§ **What is needed**:
Retype the whole listing below, character for character.

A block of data
-- Start --
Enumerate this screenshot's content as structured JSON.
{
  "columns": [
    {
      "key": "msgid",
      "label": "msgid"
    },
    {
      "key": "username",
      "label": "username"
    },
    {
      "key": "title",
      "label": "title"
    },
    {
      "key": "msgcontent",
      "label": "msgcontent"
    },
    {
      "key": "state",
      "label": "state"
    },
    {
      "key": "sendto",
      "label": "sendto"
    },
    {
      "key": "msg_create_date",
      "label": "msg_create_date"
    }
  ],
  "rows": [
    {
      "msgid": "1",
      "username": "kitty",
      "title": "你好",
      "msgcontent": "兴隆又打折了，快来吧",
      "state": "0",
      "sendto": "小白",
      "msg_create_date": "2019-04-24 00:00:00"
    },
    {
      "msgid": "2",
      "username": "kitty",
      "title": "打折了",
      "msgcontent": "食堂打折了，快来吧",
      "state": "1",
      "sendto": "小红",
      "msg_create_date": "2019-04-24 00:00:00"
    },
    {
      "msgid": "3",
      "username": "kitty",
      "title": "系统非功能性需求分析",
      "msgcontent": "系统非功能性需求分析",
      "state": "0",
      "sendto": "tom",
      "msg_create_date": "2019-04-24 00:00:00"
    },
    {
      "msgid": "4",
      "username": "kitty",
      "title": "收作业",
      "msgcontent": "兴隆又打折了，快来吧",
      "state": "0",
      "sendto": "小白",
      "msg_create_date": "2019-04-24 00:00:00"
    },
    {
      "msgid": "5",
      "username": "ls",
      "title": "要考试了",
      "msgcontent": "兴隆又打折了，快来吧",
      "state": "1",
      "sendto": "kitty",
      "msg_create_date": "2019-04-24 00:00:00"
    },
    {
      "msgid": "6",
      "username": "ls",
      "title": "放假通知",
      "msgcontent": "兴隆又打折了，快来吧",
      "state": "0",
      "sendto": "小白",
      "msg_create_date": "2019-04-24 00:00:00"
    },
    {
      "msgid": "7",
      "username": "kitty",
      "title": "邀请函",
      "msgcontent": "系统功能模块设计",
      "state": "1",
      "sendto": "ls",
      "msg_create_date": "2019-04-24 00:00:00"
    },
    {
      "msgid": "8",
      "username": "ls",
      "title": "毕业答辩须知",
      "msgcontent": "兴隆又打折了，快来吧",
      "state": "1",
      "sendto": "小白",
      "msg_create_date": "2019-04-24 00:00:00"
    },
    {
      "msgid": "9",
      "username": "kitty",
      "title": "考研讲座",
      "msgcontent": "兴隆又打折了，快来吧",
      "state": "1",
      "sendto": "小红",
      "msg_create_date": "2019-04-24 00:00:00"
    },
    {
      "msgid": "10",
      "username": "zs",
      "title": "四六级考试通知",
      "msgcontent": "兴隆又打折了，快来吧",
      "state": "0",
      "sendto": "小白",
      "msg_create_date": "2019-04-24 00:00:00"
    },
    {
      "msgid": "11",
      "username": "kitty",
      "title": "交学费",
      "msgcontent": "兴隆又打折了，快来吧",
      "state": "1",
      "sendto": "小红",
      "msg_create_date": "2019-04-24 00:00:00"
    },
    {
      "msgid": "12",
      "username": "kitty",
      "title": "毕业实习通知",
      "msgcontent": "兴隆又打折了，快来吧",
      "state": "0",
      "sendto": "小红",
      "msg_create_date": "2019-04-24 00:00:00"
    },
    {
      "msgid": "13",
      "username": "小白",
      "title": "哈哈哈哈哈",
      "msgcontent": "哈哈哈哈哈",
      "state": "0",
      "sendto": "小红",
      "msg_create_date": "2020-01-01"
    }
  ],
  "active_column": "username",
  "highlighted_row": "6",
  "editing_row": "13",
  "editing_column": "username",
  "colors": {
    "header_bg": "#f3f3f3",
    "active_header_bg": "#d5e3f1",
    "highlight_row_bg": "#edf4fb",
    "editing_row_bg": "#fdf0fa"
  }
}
-- End --
§ **Correct response**:
Enumerate this screenshot's content as structured JSON.
{
  "columns": [
    {
      "key": "msgid",
      "label": "msgid"
    },
    {
      "key": "username",
      "label": "username"
    },
    {
      "key": "title",
      "label": "title"
    },
    {
      "key": "msgcontent",
      "label": "msgcontent"
    },
    {
      "key": "state",
      "label": "state"
    },
    {
      "key": "sendto",
      "label": "sendto"
    },
    {
      "key": "msg_create_date",
      "label": "msg_create_date"
    }
  ],
  "rows": [
    {
      "msgid": "1",
      "username": "kitty",
      "title": "你好",
      "msgcontent": "兴隆又打折了，快来吧",
      "state": "0",
      "sendto": "小白",
      "msg_create_date": "2019-04-24 00:00:00"
    },
    {
      "msgid": "2",
      "username": "kitty",
      "title": "打折了",
      "msgcontent": "食堂打折了，快来吧",
      "state": "1",
      "sendto": "小红",
      "msg_create_date": "2019-04-24 00:00:00"
    },
    {
      "msgid": "3",
      "username": "kitty",
      "title": "系统非功能性需求分析",
      "msgcontent": "系统非功能性需求分析",
      "state": "0",
      "sendto": "tom",
      "msg_create_date": "2019-04-24 00:00:00"
    },
    {
      "msgid": "4",
      "username": "kitty",
      "title": "收作业",
      "msgcontent": "兴隆又打折了，快来吧",
      "state": "0",
      "sendto": "小白",
      "msg_create_date": "2019-04-24 00:00:00"
    },
    {
      "msgid": "5",
      "username": "ls",
      "title": "要考试了",
      "msgcontent": "兴隆又打折了，快来吧",
      "state": "1",
      "sendto": "kitty",
      "msg_create_date": "2019-04-24 00:00:00"
    },
    {
      "msgid": "6",
      "username": "ls",
      "title": "放假通知",
      "msgcontent": "兴隆又打折了，快来吧",
      "state": "0",
      "sendto": "小白",
      "msg_create_date": "2019-04-24 00:00:00"
    },
    {
      "msgid": "7",
      "username": "kitty",
      "title": "邀请函",
      "msgcontent": "系统功能模块设计",
      "state": "1",
      "sendto": "ls",
      "msg_create_date": "2019-04-24 00:00:00"
    },
    {
      "msgid": "8",
      "username": "ls",
      "title": "毕业答辩须知",
      "msgcontent": "兴隆又打折了，快来吧",
      "state": "1",
      "sendto": "小白",
      "msg_create_date": "2019-04-24 00:00:00"
    },
    {
      "msgid": "9",
      "username": "kitty",
      "title": "考研讲座",
      "msgcontent": "兴隆又打折了，快来吧",
      "state": "1",
      "sendto": "小红",
      "msg_create_date": "2019-04-24 00:00:00"
    },
    {
      "msgid": "10",
      "username": "zs",
      "title": "四六级考试通知",
      "msgcontent": "兴隆又打折了，快来吧",
      "state": "0",
      "sendto": "小白",
      "msg_create_date": "2019-04-24 00:00:00"
    },
    {
      "msgid": "11",
      "username": "kitty",
      "title": "交学费",
      "msgcontent": "兴隆又打折了，快来吧",
      "state": "1",
      "sendto": "小红",
      "msg_create_date": "2019-04-24 00:00:00"
    },
    {
      "msgid": "12",
      "username": "kitty",
      "title": "毕业实习通知",
      "msgcontent": "兴隆又打折了，快来吧",
      "state": "0",
      "sendto": "小红",
      "msg_create_date": "2019-04-24 00:00:00"
    },
    {
      "msgid": "13",
      "username": "小白",
      "title": "哈哈哈哈哈",
      "msgcontent": "哈哈哈哈哈",
      "state": "0",
      "sendto": "小红",
      "msg_create_date": "2020-01-01"
    }
  ],
  "active_column": "username",
  "highlighted_row": "6",
  "editing_row": "13",
  "editing_column": "username",
  "colors": {
    "header_bg": "#f3f3f3",
    "active_header_bg": "#d5e3f1",
    "highlight_row_bg": "#edf4fb",
    "editing_row_bg": "#fdf0fa"
  }
}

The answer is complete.